> _EXERCISE AIM_
Identify each line holding the string "title" and copy it.

> _Records from a collection of figures_
════

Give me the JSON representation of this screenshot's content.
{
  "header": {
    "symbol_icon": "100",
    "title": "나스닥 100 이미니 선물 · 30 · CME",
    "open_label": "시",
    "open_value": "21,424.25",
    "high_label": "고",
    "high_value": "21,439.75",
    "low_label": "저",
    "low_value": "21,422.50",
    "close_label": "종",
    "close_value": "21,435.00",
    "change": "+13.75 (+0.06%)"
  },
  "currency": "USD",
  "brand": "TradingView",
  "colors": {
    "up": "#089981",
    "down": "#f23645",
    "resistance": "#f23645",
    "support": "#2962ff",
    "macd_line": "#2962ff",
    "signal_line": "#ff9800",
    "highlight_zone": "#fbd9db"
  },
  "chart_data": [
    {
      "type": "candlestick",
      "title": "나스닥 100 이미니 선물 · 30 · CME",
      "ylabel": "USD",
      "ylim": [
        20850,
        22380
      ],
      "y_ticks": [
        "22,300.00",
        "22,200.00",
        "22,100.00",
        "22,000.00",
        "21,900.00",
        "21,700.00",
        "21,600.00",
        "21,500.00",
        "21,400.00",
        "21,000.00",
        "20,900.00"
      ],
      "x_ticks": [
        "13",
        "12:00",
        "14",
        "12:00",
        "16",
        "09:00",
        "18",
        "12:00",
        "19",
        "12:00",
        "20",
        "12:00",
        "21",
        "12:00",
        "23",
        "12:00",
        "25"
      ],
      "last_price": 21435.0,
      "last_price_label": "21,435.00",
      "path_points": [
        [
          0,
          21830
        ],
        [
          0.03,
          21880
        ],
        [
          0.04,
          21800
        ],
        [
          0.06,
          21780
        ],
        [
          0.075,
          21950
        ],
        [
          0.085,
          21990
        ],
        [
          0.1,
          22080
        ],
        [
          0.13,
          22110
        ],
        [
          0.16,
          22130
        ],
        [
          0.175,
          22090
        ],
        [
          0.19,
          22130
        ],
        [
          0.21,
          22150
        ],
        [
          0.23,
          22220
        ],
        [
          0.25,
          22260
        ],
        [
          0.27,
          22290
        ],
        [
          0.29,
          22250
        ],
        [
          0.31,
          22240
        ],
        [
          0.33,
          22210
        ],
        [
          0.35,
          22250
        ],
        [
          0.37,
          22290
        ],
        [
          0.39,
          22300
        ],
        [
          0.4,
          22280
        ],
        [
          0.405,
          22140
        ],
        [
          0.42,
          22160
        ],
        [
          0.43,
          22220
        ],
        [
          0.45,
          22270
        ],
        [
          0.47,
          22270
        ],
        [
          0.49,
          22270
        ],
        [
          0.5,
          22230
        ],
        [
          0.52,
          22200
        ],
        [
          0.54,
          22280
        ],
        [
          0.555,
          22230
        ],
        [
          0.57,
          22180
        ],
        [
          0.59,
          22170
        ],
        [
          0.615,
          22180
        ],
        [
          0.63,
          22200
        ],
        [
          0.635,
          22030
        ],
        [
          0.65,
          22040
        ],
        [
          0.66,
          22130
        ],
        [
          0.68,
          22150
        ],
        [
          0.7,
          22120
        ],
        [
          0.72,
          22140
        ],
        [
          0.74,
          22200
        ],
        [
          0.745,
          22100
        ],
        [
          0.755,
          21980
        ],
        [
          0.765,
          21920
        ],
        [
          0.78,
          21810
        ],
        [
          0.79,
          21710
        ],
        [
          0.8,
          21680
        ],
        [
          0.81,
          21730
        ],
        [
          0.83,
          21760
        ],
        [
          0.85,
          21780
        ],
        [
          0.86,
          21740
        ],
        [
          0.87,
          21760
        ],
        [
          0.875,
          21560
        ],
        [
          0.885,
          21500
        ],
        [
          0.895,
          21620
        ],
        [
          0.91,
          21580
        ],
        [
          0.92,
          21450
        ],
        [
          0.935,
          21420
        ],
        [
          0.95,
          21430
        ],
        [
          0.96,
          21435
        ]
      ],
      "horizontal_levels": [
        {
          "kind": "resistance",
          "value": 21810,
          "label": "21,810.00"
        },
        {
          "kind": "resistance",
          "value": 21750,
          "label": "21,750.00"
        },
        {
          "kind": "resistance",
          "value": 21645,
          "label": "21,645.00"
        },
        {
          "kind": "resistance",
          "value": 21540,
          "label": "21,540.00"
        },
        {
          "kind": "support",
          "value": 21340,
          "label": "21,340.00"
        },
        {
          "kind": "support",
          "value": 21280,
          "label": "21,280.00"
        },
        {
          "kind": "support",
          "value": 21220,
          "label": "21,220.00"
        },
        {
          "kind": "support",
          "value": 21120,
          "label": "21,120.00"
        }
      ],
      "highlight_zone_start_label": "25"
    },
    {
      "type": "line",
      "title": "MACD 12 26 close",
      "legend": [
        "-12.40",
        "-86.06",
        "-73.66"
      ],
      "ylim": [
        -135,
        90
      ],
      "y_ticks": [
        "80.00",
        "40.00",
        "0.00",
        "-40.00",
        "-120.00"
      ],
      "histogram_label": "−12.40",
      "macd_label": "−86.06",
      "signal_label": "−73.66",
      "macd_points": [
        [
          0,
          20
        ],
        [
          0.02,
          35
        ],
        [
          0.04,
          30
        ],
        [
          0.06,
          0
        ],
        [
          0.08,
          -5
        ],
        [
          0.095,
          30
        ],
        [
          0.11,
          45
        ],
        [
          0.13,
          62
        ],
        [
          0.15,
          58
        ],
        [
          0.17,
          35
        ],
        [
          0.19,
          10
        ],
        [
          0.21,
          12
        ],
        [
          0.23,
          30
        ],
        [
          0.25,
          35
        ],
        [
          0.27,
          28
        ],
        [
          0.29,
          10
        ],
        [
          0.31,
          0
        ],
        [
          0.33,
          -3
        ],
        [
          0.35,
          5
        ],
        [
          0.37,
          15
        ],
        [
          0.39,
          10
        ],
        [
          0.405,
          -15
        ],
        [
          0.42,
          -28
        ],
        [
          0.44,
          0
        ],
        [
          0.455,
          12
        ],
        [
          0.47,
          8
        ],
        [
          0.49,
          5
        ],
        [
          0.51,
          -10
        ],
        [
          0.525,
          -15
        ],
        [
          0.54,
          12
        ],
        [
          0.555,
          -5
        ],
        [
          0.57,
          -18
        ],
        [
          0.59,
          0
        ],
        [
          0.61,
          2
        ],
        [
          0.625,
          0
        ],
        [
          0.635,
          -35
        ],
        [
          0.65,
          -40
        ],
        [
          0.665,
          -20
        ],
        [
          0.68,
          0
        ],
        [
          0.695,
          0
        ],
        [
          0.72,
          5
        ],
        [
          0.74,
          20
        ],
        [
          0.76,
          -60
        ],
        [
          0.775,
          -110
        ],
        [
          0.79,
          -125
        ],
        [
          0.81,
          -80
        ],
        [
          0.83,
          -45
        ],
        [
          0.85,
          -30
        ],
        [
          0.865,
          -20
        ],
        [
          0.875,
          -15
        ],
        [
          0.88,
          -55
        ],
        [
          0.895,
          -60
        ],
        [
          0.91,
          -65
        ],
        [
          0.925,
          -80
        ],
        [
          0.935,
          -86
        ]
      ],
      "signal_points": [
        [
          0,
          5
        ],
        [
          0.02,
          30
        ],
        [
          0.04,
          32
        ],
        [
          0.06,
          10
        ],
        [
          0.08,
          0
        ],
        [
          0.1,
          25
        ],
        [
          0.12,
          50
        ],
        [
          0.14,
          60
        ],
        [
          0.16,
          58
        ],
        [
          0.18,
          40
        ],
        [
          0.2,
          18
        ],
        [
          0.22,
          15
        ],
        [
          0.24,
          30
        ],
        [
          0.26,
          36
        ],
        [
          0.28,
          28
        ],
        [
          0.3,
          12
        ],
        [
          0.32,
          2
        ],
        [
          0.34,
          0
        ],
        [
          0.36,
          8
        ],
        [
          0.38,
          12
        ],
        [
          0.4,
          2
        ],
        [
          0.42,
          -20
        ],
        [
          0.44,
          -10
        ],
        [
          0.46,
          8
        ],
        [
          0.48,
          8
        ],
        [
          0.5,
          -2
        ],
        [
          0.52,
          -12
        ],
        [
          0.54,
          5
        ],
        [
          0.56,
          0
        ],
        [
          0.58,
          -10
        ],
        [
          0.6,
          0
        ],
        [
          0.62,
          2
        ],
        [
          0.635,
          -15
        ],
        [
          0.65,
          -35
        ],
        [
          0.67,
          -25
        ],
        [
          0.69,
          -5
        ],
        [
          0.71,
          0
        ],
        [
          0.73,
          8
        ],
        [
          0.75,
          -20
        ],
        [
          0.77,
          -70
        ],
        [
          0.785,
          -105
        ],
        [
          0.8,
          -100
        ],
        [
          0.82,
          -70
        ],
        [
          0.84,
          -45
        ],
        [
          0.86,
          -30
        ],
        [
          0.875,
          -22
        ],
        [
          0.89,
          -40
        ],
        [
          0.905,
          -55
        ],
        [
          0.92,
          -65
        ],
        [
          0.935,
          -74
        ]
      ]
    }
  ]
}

════

> _EXPECTED OUTPUT_
    "title": "나스닥 100 이미니 선물 · 30 · CME",
      "title": "나스닥 100 이미니 선물 · 30 · CME",
      "title": "MACD 12 26 close",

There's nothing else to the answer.